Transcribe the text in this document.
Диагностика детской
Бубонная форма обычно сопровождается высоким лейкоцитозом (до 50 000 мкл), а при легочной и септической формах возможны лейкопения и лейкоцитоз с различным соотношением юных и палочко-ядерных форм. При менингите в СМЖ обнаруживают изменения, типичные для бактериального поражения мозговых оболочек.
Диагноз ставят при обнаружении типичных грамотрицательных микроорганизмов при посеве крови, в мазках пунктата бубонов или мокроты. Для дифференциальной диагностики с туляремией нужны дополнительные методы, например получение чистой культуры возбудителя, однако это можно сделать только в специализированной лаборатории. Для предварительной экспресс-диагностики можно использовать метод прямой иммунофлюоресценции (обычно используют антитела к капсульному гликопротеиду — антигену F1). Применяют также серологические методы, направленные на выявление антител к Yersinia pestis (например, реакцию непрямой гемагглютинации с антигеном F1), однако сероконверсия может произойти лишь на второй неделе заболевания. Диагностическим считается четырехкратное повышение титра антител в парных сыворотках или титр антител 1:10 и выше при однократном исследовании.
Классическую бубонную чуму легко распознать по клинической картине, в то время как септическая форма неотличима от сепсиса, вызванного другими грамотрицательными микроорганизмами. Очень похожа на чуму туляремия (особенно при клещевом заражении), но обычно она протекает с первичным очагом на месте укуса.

* * * * * * *

### Problem to solve:
Each line of the listing above should be output exactly.

### Result for this exercise:
Transcribe the text in this document.
Диагностика детской
Бубонная форма обычно сопровождается высоким лейкоцитозом (до 50 000 мкл), а при легочной и септической формах возможны лейкопения и лейкоцитоз с различным соотношением юных и палочко-ядерных форм. При менингите в СМЖ обнаруживают изменения, типичные для бактериального поражения мозговых оболочек.
Диагноз ставят при обнаружении типичных грамотрицательных микроорганизмов при посеве крови, в мазках пунктата бубонов или мокроты. Для дифференциальной диагностики с туляремией нужны дополнительные методы, например получение чистой культуры возбудителя, однако это можно сделать только в специализированной лаборатории. Для предварительной экспресс-диагностики можно использовать метод прямой иммунофлюоресценции (обычно используют антитела к капсульному гликопротеиду — антигену F1). Применяют также серологические методы, направленные на выявление антител к Yersinia pestis (например, реакцию непрямой гемагглютинации с антигеном F1), однако сероконверсия может произойти лишь на второй неделе заболевания. Диагностическим считается четырехкратное повышение титра антител в парных сыворотках или титр антител 1:10 и выше при однократном исследовании.
Классическую бубонную чуму легко распознать по клинической картине, в то время как септическая форма неотличима от сепсиса, вызванного другими грамотрицательными микроорганизмами. Очень похожа на чуму туляремия (особенно при клещевом заражении), но обычно она протекает с первичным очагом на месте укуса.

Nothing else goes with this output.